# [Your goal]
Reproduce every entry exactly, without alteration.

# [Exercise data]
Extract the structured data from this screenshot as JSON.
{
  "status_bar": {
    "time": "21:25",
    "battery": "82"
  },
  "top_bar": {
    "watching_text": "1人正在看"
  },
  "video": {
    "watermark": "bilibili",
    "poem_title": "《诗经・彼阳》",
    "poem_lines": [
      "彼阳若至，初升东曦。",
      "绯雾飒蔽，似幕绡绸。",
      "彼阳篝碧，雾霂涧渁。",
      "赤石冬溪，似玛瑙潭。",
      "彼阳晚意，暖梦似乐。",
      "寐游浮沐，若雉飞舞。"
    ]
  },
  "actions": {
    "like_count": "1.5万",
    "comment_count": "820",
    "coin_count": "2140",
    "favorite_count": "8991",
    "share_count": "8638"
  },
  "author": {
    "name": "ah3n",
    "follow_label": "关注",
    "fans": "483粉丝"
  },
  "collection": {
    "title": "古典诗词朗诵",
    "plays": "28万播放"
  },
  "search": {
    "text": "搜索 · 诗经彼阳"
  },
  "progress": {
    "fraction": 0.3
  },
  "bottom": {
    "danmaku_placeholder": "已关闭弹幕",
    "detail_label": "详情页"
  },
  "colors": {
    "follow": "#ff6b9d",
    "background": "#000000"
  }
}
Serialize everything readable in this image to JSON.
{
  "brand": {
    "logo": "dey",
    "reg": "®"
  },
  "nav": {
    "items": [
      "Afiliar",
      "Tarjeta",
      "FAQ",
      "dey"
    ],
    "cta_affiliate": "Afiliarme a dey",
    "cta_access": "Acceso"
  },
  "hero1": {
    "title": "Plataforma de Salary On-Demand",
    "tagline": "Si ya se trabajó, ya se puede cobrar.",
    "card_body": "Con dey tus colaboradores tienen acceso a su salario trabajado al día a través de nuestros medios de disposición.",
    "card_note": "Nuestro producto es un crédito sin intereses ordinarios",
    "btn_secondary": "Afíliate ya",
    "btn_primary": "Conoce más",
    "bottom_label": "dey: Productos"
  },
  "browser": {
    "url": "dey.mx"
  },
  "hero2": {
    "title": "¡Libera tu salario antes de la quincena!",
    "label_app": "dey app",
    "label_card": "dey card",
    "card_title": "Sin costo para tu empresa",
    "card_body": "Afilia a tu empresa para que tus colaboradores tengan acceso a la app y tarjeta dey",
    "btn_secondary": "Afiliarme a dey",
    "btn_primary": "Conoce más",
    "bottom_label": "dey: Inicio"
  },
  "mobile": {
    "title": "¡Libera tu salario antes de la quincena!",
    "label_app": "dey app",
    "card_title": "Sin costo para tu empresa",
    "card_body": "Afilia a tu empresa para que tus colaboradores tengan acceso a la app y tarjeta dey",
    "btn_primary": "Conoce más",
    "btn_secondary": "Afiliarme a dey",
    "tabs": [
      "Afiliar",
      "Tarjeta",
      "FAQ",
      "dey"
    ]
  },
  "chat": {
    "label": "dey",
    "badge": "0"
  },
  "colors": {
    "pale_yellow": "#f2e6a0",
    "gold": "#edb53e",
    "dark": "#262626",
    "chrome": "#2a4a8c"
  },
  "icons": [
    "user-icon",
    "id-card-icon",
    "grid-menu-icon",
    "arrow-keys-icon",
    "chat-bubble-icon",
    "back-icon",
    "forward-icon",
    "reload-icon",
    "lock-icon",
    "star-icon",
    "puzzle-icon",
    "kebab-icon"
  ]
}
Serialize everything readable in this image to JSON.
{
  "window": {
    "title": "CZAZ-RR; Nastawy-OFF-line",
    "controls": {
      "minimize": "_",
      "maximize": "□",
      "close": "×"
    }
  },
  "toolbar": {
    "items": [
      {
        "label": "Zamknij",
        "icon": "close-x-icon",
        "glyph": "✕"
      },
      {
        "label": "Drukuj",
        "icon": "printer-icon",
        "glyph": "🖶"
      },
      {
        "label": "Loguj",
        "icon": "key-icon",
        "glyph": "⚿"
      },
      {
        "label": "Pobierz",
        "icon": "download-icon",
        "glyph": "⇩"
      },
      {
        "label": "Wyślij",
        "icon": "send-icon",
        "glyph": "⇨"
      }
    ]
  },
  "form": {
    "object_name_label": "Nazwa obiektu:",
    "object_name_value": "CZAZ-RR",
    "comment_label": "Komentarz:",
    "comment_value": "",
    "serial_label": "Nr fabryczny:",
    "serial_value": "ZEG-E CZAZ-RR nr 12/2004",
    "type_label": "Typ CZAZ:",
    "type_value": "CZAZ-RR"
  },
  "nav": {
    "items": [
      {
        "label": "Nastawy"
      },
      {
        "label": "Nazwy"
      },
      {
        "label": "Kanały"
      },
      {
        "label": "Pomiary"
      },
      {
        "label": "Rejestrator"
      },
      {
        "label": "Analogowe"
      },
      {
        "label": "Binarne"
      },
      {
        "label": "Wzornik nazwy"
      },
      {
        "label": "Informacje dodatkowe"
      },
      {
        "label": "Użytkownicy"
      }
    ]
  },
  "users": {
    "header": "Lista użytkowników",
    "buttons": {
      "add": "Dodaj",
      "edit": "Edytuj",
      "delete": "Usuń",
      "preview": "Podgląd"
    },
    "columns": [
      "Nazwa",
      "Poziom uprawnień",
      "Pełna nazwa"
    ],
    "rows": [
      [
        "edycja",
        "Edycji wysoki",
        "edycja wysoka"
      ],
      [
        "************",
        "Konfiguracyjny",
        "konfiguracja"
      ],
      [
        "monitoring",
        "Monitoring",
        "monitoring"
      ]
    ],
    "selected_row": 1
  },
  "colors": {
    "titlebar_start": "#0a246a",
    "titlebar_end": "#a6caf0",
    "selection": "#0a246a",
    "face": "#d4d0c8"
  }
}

# [Complete response]
Extract the structured data from this screenshot as JSON.
{
  "status_bar": {
    "time": "21:25",
    "battery": "82"
  },
  "top_bar": {
    "watching_text": "1人正在看"
  },
  "video": {
    "watermark": "bilibili",
    "poem_title": "《诗经・彼阳》",
    "poem_lines": [
      "彼阳若至，初升东曦。",
      "绯雾飒蔽，似幕绡绸。",
      "彼阳篝碧，雾霂涧渁。",
      "赤石冬溪，似玛瑙潭。",
      "彼阳晚意，暖梦似乐。",
      "寐游浮沐，若雉飞舞。"
    ]
  },
  "actions": {
    "like_count": "1.5万",
    "comment_count": "820",
    "coin_count": "2140",
    "favorite_count": "8991",
    "share_count": "8638"
  },
  "author": {
    "name": "ah3n",
    "follow_label": "关注",
    "fans": "483粉丝"
  },
  "collection": {
    "title": "古典诗词朗诵",
    "plays": "28万播放"
  },
  "search": {
    "text": "搜索 · 诗经彼阳"
  },
  "progress": {
    "fraction": 0.3
  },
  "bottom": {
    "danmaku_placeholder": "已关闭弹幕",
    "detail_label": "详情页"
  },
  "colors": {
    "follow": "#ff6b9d",
    "background": "#000000"
  }
}
Serialize everything readable in this image to JSON.
{
  "brand": {
    "logo": "dey",
    "reg": "®"
  },
  "nav": {
    "items": [
      "Afiliar",
      "Tarjeta",
      "FAQ",
      "dey"
    ],
    "cta_affiliate": "Afiliarme a dey",
    "cta_access": "Acceso"
  },
  "hero1": {
    "title": "Plataforma de Salary On-Demand",
    "tagline": "Si ya se trabajó, ya se puede cobrar.",
    "card_body": "Con dey tus colaboradores tienen acceso a su salario trabajado al día a través de nuestros medios de disposición.",
    "card_note": "Nuestro producto es un crédito sin intereses ordinarios",
    "btn_secondary": "Afíliate ya",
    "btn_primary": "Conoce más",
    "bottom_label": "dey: Productos"
  },
  "browser": {
    "url": "dey.mx"
  },
  "hero2": {
    "title": "¡Libera tu salario antes de la quincena!",
    "label_app": "dey app",
    "label_card": "dey card",
    "card_title": "Sin costo para tu empresa",
    "card_body": "Afilia a tu empresa para que tus colaboradores tengan acceso a la app y tarjeta dey",
    "btn_secondary": "Afiliarme a dey",
    "btn_primary": "Conoce más",
    "bottom_label": "dey: Inicio"
  },
  "mobile": {
    "title": "¡Libera tu salario antes de la quincena!",
    "label_app": "dey app",
    "card_title": "Sin costo para tu empresa",
    "card_body": "Afilia a tu empresa para que tus colaboradores tengan acceso a la app y tarjeta dey",
    "btn_primary": "Conoce más",
    "btn_secondary": "Afiliarme a dey",
    "tabs": [
      "Afiliar",
      "Tarjeta",
      "FAQ",
      "dey"
    ]
  },
  "chat": {
    "label": "dey",
    "badge": "0"
  },
  "colors": {
    "pale_yellow": "#f2e6a0",
    "gold": "#edb53e",
    "dark": "#262626",
    "chrome": "#2a4a8c"
  },
  "icons": [
    "user-icon",
    "id-card-icon",
    "grid-menu-icon",
    "arrow-keys-icon",
    "chat-bubble-icon",
    "back-icon",
    "forward-icon",
    "reload-icon",
    "lock-icon",
    "star-icon",
    "puzzle-icon",
    "kebab-icon"
  ]
}
Serialize everything readable in this image to JSON.
{
  "window": {
    "title": "CZAZ-RR; Nastawy-OFF-line",
    "controls": {
      "minimize": "_",
      "maximize": "□",
      "close": "×"
    }
  },
  "toolbar": {
    "items": [
      {
        "label": "Zamknij",
        "icon": "close-x-icon",
        "glyph": "✕"
      },
      {
        "label": "Drukuj",
        "icon": "printer-icon",
        "glyph": "🖶"
      },
      {
        "label": "Loguj",
        "icon": "key-icon",
        "glyph": "⚿"
      },
      {
        "label": "Pobierz",
        "icon": "download-icon",
        "glyph": "⇩"
      },
      {
        "label": "Wyślij",
        "icon": "send-icon",
        "glyph": "⇨"
      }
    ]
  },
  "form": {
    "object_name_label": "Nazwa obiektu:",
    "object_name_value": "CZAZ-RR",
    "comment_label": "Komentarz:",
    "comment_value": "",
    "serial_label": "Nr fabryczny:",
    "serial_value": "ZEG-E CZAZ-RR nr 12/2004",
    "type_label": "Typ CZAZ:",
    "type_value": "CZAZ-RR"
  },
  "nav": {
    "items": [
      {
        "label": "Nastawy"
      },
      {
        "label": "Nazwy"
      },
      {
        "label": "Kanały"
      },
      {
        "label": "Pomiary"
      },
      {
        "label": "Rejestrator"
      },
      {
        "label": "Analogowe"
      },
      {
        "label": "Binarne"
      },
      {
        "label": "Wzornik nazwy"
      },
      {
        "label": "Informacje dodatkowe"
      },
      {
        "label": "Użytkownicy"
      }
    ]
  },
  "users": {
    "header": "Lista użytkowników",
    "buttons": {
      "add": "Dodaj",
      "edit": "Edytuj",
      "delete": "Usuń",
      "preview": "Podgląd"
    },
    "columns": [
      "Nazwa",
      "Poziom uprawnień",
      "Pełna nazwa"
    ],
    "rows": [
      [
        "edycja",
        "Edycji wysoki",
        "edycja wysoka"
      ],
      [
        "************",
        "Konfiguracyjny",
        "konfiguracja"
      ],
      [
        "monitoring",
        "Monitoring",
        "monitoring"
      ]
    ],
    "selected_row": 1
  },
  "colors": {
    "titlebar_start": "#0a246a",
    "titlebar_end": "#a6caf0",
    "selection": "#0a246a",
    "face": "#d4d0c8"
  }
}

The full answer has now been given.